Pick out each line containing the string "النار".

(Data listing)
____________________
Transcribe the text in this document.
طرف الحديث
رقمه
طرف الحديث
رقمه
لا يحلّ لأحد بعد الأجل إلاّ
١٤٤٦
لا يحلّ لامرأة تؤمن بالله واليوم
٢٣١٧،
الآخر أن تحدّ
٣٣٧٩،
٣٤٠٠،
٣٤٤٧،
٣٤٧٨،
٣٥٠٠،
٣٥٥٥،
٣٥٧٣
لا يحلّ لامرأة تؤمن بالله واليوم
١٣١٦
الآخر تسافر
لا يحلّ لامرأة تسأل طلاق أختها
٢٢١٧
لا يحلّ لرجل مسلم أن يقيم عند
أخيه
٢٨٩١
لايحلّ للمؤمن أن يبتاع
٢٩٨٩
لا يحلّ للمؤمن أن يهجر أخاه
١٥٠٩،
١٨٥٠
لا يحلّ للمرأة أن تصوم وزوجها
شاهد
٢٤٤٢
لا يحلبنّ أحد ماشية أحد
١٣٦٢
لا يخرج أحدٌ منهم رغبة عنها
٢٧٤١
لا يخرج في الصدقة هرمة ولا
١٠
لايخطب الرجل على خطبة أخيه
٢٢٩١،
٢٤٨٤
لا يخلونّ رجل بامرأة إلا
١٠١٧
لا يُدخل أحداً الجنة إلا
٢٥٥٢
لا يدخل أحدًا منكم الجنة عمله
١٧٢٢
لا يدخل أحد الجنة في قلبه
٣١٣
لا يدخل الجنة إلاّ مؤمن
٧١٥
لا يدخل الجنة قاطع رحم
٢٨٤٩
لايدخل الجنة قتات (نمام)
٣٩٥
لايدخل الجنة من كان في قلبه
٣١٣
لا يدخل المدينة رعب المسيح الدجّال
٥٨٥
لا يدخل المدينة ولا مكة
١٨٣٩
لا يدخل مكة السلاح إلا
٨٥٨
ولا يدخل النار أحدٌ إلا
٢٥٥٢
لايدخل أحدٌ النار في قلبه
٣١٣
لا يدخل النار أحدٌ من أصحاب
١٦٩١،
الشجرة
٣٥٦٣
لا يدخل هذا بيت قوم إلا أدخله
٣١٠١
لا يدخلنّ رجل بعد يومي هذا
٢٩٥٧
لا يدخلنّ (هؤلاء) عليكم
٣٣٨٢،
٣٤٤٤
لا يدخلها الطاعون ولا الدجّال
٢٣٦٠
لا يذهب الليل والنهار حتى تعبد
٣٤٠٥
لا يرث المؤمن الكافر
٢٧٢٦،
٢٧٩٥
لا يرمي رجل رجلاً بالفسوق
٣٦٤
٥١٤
____________________
### [Result for this task]
ولا يدخل النار أحدٌ إلا
لايدخل أحدٌ النار في قلبه
لا يدخل النار أحدٌ من أصحاب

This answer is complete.